> _REQUIRED TASK_: Repeat the lines of the entries from the one containing "y-tick-label: 30 — [22, 175, 40, 192]" through the one containing "x-tick-label: Tend to agree", including both of those lines.

+++++

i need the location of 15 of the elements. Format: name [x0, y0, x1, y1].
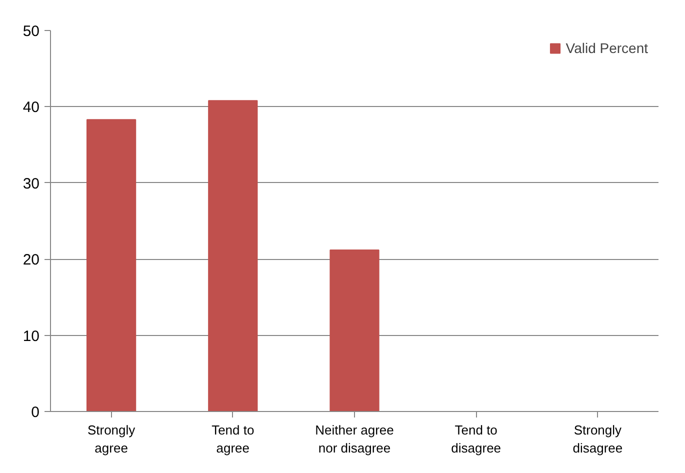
y-tick-label: 30 — [22, 175, 40, 192]
y-tick-label: 50 — [22, 23, 40, 40]
y-tick-label: 40 — [22, 99, 40, 116]
x-tick-label: Strongly disagree — [572, 422, 623, 456]
y-tick-label: 0 — [31, 404, 40, 421]
x-tick-label: Tend to disagree — [451, 422, 502, 456]
bar — [208, 100, 258, 412]
y-tick-label: 20 — [22, 252, 40, 269]
bar — [86, 119, 136, 412]
x-tick-label: Tend to agree — [212, 422, 254, 456]
x-tick-label: Neither agree nor disagree — [315, 422, 394, 456]
y-tick-label: 10 — [22, 328, 40, 345]
legend-label: Valid Percent — [566, 40, 648, 56]
x-tick-label: Strongly agree — [87, 422, 136, 456]
bar — [330, 249, 380, 412]
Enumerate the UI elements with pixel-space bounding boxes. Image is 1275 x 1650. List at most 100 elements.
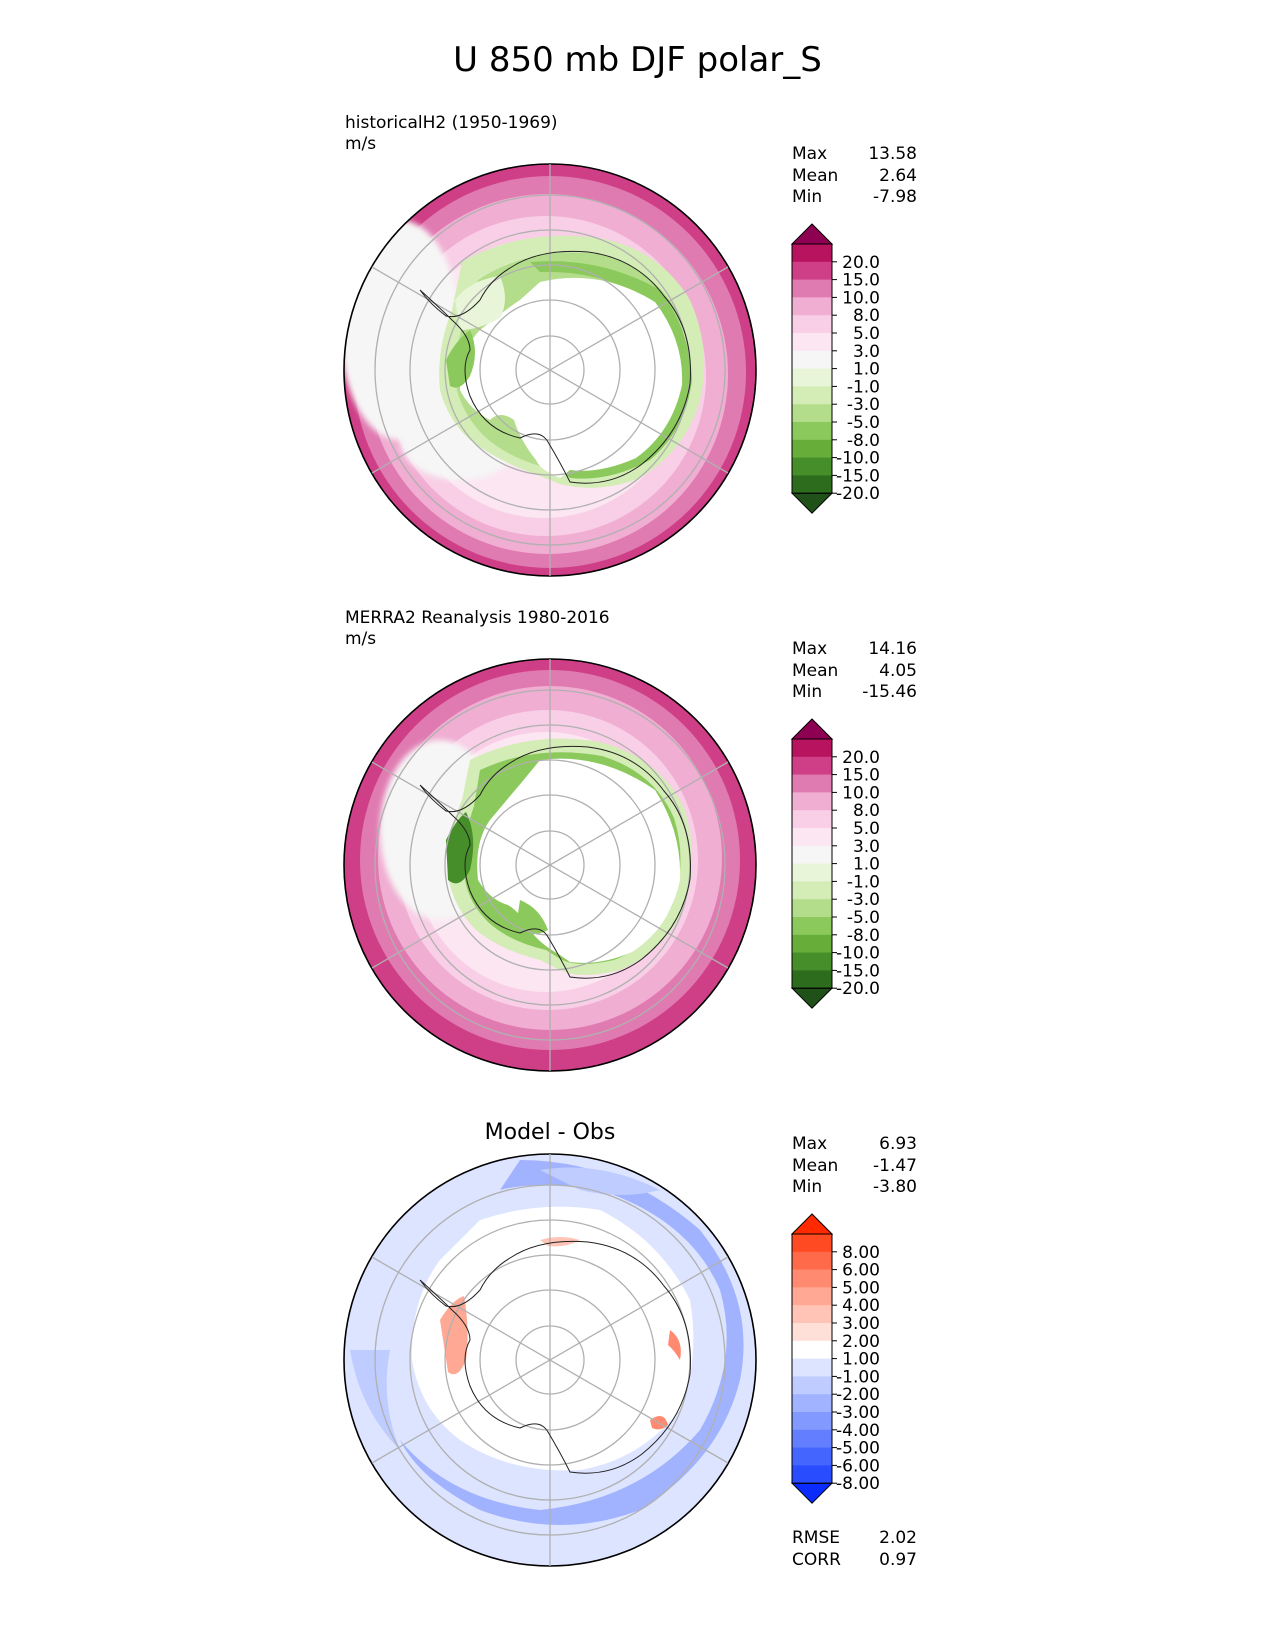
colorbar-tick-label: -20.0	[836, 484, 880, 504]
colorbar-segment	[792, 1358, 832, 1377]
colorbar-segment	[792, 899, 832, 918]
stat-name: Max	[792, 639, 828, 659]
colorbar-segment	[792, 1394, 832, 1413]
colorbar-tick-label: 8.0	[853, 306, 880, 326]
colorbar-segment	[792, 261, 832, 281]
panel-1-units: m/s	[345, 134, 377, 154]
panel-1-stats: Max 13.58 Mean 2.64 Min -7.98	[792, 144, 917, 209]
colorbar-tick-label: 1.0	[853, 855, 880, 875]
panel-2-stats: Max 14.16 Mean 4.05 Min -15.46	[792, 639, 917, 704]
colorbar-segment	[792, 1287, 832, 1306]
colorbar-tick-label: -1.0	[847, 377, 880, 397]
colorbar-segment	[792, 863, 832, 882]
colorbar-segment	[792, 845, 832, 865]
colorbar-segment	[792, 917, 832, 936]
panel-1-title: historicalH2 (1950-1969)	[345, 113, 558, 133]
colorbar-segment	[792, 810, 832, 829]
colorbar-tick-label: -5.0	[847, 413, 880, 433]
panel-2-label: MERRA2 Reanalysis 1980-2016 m/s	[345, 608, 610, 650]
colorbar-tick-label: 2.00	[842, 1332, 880, 1352]
stat-value: -15.46	[862, 682, 917, 702]
figure-title: U 850 mb DJF polar_S	[453, 40, 822, 80]
colorbar-segment	[792, 404, 832, 423]
colorbar-segment	[792, 1376, 832, 1395]
colorbar-segment	[792, 475, 832, 494]
colorbar-tick-label: -10.0	[836, 449, 880, 469]
colorbar-tick-label: -1.00	[836, 1367, 880, 1387]
stat-name: Max	[792, 144, 828, 164]
colorbar-segment	[792, 279, 832, 298]
stat-name: Min	[792, 1177, 823, 1197]
colorbar-segment	[792, 774, 832, 793]
colorbar-tick-label: -15.0	[836, 961, 880, 981]
colorbar-tick-label: -5.0	[847, 908, 880, 928]
stat-name: Max	[792, 1134, 828, 1154]
colorbar-segment	[792, 422, 832, 441]
colorbar-tick-label: -5.00	[836, 1439, 880, 1459]
polar-map-difference	[343, 1153, 757, 1567]
colorbar-tick-label: -10.0	[836, 944, 880, 964]
colorbar-historical: 20.015.010.08.05.03.01.0-1.0-3.0-5.0-8.0…	[790, 223, 880, 514]
metric-value: 2.02	[879, 1528, 917, 1548]
colorbar-tick-label: 20.0	[842, 748, 880, 768]
colorbar-segment	[792, 315, 832, 334]
stat-value: -3.80	[873, 1177, 917, 1197]
colorbar-segment	[792, 1340, 832, 1360]
colorbar-tick-label: 1.00	[842, 1350, 880, 1370]
colorbar-tick-label: 4.00	[842, 1296, 880, 1316]
colorbar-tick-label: -1.0	[847, 872, 880, 892]
stat-value: -7.98	[873, 187, 917, 207]
colorbar-tick-label: 6.00	[842, 1261, 880, 1281]
colorbar-extend-max	[790, 718, 834, 740]
colorbar-tick-label: -8.0	[847, 926, 880, 946]
colorbar-segment	[792, 1305, 832, 1324]
colorbar-segment	[792, 756, 832, 776]
colorbar-extend-max	[790, 1213, 834, 1235]
stat-value: 2.64	[879, 165, 917, 186]
colorbar-difference: 8.006.005.004.003.002.001.00-1.00-2.00-3…	[790, 1213, 880, 1504]
colorbar-segment	[792, 439, 832, 459]
colorbar-extend-min	[790, 492, 834, 514]
colorbar-segment	[792, 934, 832, 954]
colorbar-segment	[792, 1251, 832, 1271]
colorbar-tick-label: 1.0	[853, 360, 880, 380]
colorbar-extend-min	[790, 1482, 834, 1504]
stat-value: 13.58	[868, 144, 917, 164]
stat-value: 4.05	[879, 660, 917, 681]
colorbar-segment	[792, 350, 832, 370]
panel-3-title: Model - Obs	[484, 1120, 616, 1145]
colorbar-segment	[792, 368, 832, 387]
colorbar-segment	[792, 244, 832, 263]
colorbar-tick-label: -8.0	[847, 431, 880, 451]
colorbar-segment	[792, 386, 832, 405]
stat-value: 14.16	[868, 639, 917, 659]
panel-2-units: m/s	[345, 629, 377, 649]
stat-name: Mean	[792, 165, 839, 186]
colorbar-tick-label: 3.0	[853, 342, 880, 362]
stat-name: Min	[792, 682, 823, 702]
colorbar-segment	[792, 333, 832, 352]
colorbar-tick-label: -20.0	[836, 979, 880, 999]
colorbar-segment	[792, 792, 832, 811]
stat-name: Mean	[792, 1155, 839, 1176]
colorbar-tick-label: -2.00	[836, 1385, 880, 1405]
colorbar-segment	[792, 1234, 832, 1253]
colorbar-segment	[792, 828, 832, 847]
panel-3-stats: Max 6.93 Mean -1.47 Min -3.80	[792, 1134, 917, 1199]
stat-value: 6.93	[879, 1134, 917, 1154]
colorbar-extend-min	[790, 987, 834, 1009]
colorbar-tick-label: 5.00	[842, 1278, 880, 1298]
colorbar-tick-label: 3.0	[853, 837, 880, 857]
colorbar-tick-label: -3.0	[847, 395, 880, 415]
panel-1-label: historicalH2 (1950-1969) m/s	[345, 113, 558, 155]
colorbar-segment	[792, 952, 832, 971]
colorbar-tick-label: -8.00	[836, 1474, 880, 1494]
colorbar-segment	[792, 970, 832, 989]
colorbar-tick-label: -15.0	[836, 466, 880, 486]
colorbar-extend-max	[790, 223, 834, 245]
colorbar-segment	[792, 1429, 832, 1449]
colorbar-segment	[792, 1412, 832, 1431]
colorbar-tick-label: 5.0	[853, 324, 880, 344]
metric-value: 0.97	[879, 1549, 917, 1570]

+++++

> _THE COMPLETED TASK_:
y-tick-label: 30 — [22, 175, 40, 192]
y-tick-label: 50 — [22, 23, 40, 40]
y-tick-label: 40 — [22, 99, 40, 116]
x-tick-label: Strongly disagree — [572, 422, 623, 456]
y-tick-label: 0 — [31, 404, 40, 421]
x-tick-label: Tend to disagree — [451, 422, 502, 456]
bar — [208, 100, 258, 412]
y-tick-label: 20 — [22, 252, 40, 269]
bar — [86, 119, 136, 412]
x-tick-label: Tend to agree — [212, 422, 254, 456]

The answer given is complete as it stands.